→ **REQUIRED TASK**
Can you write out all of the material below, word for word?

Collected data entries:

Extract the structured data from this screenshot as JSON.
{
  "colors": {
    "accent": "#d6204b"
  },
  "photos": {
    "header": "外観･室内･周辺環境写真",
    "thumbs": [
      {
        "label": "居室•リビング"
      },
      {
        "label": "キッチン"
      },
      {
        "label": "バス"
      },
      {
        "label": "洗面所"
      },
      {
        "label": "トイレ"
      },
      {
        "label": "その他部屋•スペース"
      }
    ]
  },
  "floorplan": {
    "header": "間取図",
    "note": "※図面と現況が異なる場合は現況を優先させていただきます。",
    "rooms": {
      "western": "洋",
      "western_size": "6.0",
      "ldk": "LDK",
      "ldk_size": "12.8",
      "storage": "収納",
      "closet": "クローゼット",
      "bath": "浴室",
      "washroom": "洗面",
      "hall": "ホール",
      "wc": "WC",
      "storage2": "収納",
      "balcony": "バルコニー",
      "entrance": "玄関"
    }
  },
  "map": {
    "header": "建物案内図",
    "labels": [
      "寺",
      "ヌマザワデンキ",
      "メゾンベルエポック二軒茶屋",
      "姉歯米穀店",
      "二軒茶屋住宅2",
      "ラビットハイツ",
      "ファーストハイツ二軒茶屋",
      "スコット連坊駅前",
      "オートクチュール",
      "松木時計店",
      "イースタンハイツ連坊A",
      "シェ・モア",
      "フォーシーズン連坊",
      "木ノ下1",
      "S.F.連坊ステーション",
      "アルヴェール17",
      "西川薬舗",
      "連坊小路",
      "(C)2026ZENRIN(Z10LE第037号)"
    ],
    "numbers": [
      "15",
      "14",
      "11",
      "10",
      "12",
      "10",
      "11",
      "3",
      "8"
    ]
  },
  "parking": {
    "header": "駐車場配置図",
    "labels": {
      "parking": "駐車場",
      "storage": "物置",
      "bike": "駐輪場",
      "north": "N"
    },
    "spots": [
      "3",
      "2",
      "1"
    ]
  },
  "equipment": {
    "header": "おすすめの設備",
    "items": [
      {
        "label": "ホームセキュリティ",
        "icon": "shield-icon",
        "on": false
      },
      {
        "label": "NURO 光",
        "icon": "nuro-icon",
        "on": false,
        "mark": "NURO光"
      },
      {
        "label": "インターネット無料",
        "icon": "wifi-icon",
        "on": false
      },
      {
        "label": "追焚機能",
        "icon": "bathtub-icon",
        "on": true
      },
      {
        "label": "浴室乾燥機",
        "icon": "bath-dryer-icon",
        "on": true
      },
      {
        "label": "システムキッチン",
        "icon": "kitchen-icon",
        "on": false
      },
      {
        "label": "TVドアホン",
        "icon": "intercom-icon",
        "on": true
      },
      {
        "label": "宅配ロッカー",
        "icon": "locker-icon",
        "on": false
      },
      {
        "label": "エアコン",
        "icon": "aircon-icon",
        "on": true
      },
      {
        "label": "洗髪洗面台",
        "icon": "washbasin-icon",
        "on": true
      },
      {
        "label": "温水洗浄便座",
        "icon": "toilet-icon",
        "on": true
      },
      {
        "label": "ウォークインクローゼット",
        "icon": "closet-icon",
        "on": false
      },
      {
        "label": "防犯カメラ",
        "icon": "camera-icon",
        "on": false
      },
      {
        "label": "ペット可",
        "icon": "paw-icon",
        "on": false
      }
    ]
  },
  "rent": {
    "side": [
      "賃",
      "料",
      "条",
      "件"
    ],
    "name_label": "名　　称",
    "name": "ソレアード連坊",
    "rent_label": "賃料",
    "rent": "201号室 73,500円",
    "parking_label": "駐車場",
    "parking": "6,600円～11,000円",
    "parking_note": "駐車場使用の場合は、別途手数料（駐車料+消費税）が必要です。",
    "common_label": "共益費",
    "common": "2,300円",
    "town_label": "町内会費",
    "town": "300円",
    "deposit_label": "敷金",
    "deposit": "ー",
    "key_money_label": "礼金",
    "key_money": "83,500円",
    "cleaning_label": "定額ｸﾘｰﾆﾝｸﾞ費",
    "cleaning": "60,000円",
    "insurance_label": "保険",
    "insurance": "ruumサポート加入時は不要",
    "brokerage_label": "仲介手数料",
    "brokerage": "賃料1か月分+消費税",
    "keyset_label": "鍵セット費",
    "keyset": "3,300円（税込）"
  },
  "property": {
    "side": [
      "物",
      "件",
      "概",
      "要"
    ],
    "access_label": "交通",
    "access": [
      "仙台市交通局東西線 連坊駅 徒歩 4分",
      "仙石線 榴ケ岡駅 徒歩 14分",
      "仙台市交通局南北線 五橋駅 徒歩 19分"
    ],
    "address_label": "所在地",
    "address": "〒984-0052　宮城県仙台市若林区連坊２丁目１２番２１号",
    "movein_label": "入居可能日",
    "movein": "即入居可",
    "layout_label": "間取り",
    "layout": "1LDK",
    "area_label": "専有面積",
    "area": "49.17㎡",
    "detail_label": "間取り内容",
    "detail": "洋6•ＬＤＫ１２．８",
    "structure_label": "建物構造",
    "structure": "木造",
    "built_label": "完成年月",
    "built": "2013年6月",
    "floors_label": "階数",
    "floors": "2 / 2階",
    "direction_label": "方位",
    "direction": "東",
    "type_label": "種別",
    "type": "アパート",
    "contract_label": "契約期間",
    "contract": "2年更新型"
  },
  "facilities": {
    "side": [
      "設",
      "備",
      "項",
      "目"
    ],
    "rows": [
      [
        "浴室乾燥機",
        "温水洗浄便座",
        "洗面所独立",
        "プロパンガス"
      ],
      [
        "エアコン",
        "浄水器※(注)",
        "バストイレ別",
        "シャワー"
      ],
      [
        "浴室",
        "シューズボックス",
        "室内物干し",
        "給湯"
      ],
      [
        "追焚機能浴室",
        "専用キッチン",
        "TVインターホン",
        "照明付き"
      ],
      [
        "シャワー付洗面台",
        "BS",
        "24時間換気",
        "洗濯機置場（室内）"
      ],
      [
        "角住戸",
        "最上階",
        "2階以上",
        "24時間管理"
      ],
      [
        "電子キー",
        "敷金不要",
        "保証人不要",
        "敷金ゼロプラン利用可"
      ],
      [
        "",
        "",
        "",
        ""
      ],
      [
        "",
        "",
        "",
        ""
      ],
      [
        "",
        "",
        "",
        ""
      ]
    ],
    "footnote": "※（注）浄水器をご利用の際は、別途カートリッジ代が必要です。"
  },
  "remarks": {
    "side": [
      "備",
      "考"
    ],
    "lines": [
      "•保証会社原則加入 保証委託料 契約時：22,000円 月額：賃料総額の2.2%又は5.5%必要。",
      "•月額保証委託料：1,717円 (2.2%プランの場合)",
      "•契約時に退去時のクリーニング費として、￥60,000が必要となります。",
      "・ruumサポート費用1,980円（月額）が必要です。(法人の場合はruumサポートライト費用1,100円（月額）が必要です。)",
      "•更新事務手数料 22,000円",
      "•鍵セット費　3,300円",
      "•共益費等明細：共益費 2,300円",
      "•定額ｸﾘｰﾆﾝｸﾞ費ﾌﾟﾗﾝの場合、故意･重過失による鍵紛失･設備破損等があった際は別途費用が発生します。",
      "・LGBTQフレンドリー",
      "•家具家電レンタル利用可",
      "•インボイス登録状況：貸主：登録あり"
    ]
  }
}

→ **SOLUTION FOR THIS TASK**
Extract the structured data from this screenshot as JSON.
{
  "colors": {
    "accent": "#d6204b"
  },
  "photos": {
    "header": "外観･室内･周辺環境写真",
    "thumbs": [
      {
        "label": "居室•リビング"
      },
      {
        "label": "キッチン"
      },
      {
        "label": "バス"
      },
      {
        "label": "洗面所"
      },
      {
        "label": "トイレ"
      },
      {
        "label": "その他部屋•スペース"
      }
    ]
  },
  "floorplan": {
    "header": "間取図",
    "note": "※図面と現況が異なる場合は現況を優先させていただきます。",
    "rooms": {
      "western": "洋",
      "western_size": "6.0",
      "ldk": "LDK",
      "ldk_size": "12.8",
      "storage": "収納",
      "closet": "クローゼット",
      "bath": "浴室",
      "washroom": "洗面",
      "hall": "ホール",
      "wc": "WC",
      "storage2": "収納",
      "balcony": "バルコニー",
      "entrance": "玄関"
    }
  },
  "map": {
    "header": "建物案内図",
    "labels": [
      "寺",
      "ヌマザワデンキ",
      "メゾンベルエポック二軒茶屋",
      "姉歯米穀店",
      "二軒茶屋住宅2",
      "ラビットハイツ",
      "ファーストハイツ二軒茶屋",
      "スコット連坊駅前",
      "オートクチュール",
      "松木時計店",
      "イースタンハイツ連坊A",
      "シェ・モア",
      "フォーシーズン連坊",
      "木ノ下1",
      "S.F.連坊ステーション",
      "アルヴェール17",
      "西川薬舗",
      "連坊小路",
      "(C)2026ZENRIN(Z10LE第037号)"
    ],
    "numbers": [
      "15",
      "14",
      "11",
      "10",
      "12",
      "10",
      "11",
      "3",
      "8"
    ]
  },
  "parking": {
    "header": "駐車場配置図",
    "labels": {
      "parking": "駐車場",
      "storage": "物置",
      "bike": "駐輪場",
      "north": "N"
    },
    "spots": [
      "3",
      "2",
      "1"
    ]
  },
  "equipment": {
    "header": "おすすめの設備",
    "items": [
      {
        "label": "ホームセキュリティ",
        "icon": "shield-icon",
        "on": false
      },
      {
        "label": "NURO 光",
        "icon": "nuro-icon",
        "on": false,
        "mark": "NURO光"
      },
      {
        "label": "インターネット無料",
        "icon": "wifi-icon",
        "on": false
      },
      {
        "label": "追焚機能",
        "icon": "bathtub-icon",
        "on": true
      },
      {
        "label": "浴室乾燥機",
        "icon": "bath-dryer-icon",
        "on": true
      },
      {
        "label": "システムキッチン",
        "icon": "kitchen-icon",
        "on": false
      },
      {
        "label": "TVドアホン",
        "icon": "intercom-icon",
        "on": true
      },
      {
        "label": "宅配ロッカー",
        "icon": "locker-icon",
        "on": false
      },
      {
        "label": "エアコン",
        "icon": "aircon-icon",
        "on": true
      },
      {
        "label": "洗髪洗面台",
        "icon": "washbasin-icon",
        "on": true
      },
      {
        "label": "温水洗浄便座",
        "icon": "toilet-icon",
        "on": true
      },
      {
        "label": "ウォークインクローゼット",
        "icon": "closet-icon",
        "on": false
      },
      {
        "label": "防犯カメラ",
        "icon": "camera-icon",
        "on": false
      },
      {
        "label": "ペット可",
        "icon": "paw-icon",
        "on": false
      }
    ]
  },
  "rent": {
    "side": [
      "賃",
      "料",
      "条",
      "件"
    ],
    "name_label": "名　　称",
    "name": "ソレアード連坊",
    "rent_label": "賃料",
    "rent": "201号室 73,500円",
    "parking_label": "駐車場",
    "parking": "6,600円～11,000円",
    "parking_note": "駐車場使用の場合は、別途手数料（駐車料+消費税）が必要です。",
    "common_label": "共益費",
    "common": "2,300円",
    "town_label": "町内会費",
    "town": "300円",
    "deposit_label": "敷金",
    "deposit": "ー",
    "key_money_label": "礼金",
    "key_money": "83,500円",
    "cleaning_label": "定額ｸﾘｰﾆﾝｸﾞ費",
    "cleaning": "60,000円",
    "insurance_label": "保険",
    "insurance": "ruumサポート加入時は不要",
    "brokerage_label": "仲介手数料",
    "brokerage": "賃料1か月分+消費税",
    "keyset_label": "鍵セット費",
    "keyset": "3,300円（税込）"
  },
  "property": {
    "side": [
      "物",
      "件",
      "概",
      "要"
    ],
    "access_label": "交通",
    "access": [
      "仙台市交通局東西線 連坊駅 徒歩 4分",
      "仙石線 榴ケ岡駅 徒歩 14分",
      "仙台市交通局南北線 五橋駅 徒歩 19分"
    ],
    "address_label": "所在地",
    "address": "〒984-0052　宮城県仙台市若林区連坊２丁目１２番２１号",
    "movein_label": "入居可能日",
    "movein": "即入居可",
    "layout_label": "間取り",
    "layout": "1LDK",
    "area_label": "専有面積",
    "area": "49.17㎡",
    "detail_label": "間取り内容",
    "detail": "洋6•ＬＤＫ１２．８",
    "structure_label": "建物構造",
    "structure": "木造",
    "built_label": "完成年月",
    "built": "2013年6月",
    "floors_label": "階数",
    "floors": "2 / 2階",
    "direction_label": "方位",
    "direction": "東",
    "type_label": "種別",
    "type": "アパート",
    "contract_label": "契約期間",
    "contract": "2年更新型"
  },
  "facilities": {
    "side": [
      "設",
      "備",
      "項",
      "目"
    ],
    "rows": [
      [
        "浴室乾燥機",
        "温水洗浄便座",
        "洗面所独立",
        "プロパンガス"
      ],
      [
        "エアコン",
        "浄水器※(注)",
        "バストイレ別",
        "シャワー"
      ],
      [
        "浴室",
        "シューズボックス",
        "室内物干し",
        "給湯"
      ],
      [
        "追焚機能浴室",
        "専用キッチン",
        "TVインターホン",
        "照明付き"
      ],
      [
        "シャワー付洗面台",
        "BS",
        "24時間換気",
        "洗濯機置場（室内）"
      ],
      [
        "角住戸",
        "最上階",
        "2階以上",
        "24時間管理"
      ],
      [
        "電子キー",
        "敷金不要",
        "保証人不要",
        "敷金ゼロプラン利用可"
      ],
      [
        "",
        "",
        "",
        ""
      ],
      [
        "",
        "",
        "",
        ""
      ],
      [
        "",
        "",
        "",
        ""
      ]
    ],
    "footnote": "※（注）浄水器をご利用の際は、別途カートリッジ代が必要です。"
  },
  "remarks": {
    "side": [
      "備",
      "考"
    ],
    "lines": [
      "•保証会社原則加入 保証委託料 契約時：22,000円 月額：賃料総額の2.2%又は5.5%必要。",
      "•月額保証委託料：1,717円 (2.2%プランの場合)",
      "•契約時に退去時のクリーニング費として、￥60,000が必要となります。",
      "・ruumサポート費用1,980円（月額）が必要です。(法人の場合はruumサポートライト費用1,100円（月額）が必要です。)",
      "•更新事務手数料 22,000円",
      "•鍵セット費　3,300円",
      "•共益費等明細：共益費 2,300円",
      "•定額ｸﾘｰﾆﾝｸﾞ費ﾌﾟﾗﾝの場合、故意･重過失による鍵紛失･設備破損等があった際は別途費用が発生します。",
      "・LGBTQフレンドリー",
      "•家具家電レンタル利用可",
      "•インボイス登録状況：貸主：登録あり"
    ]
  }
}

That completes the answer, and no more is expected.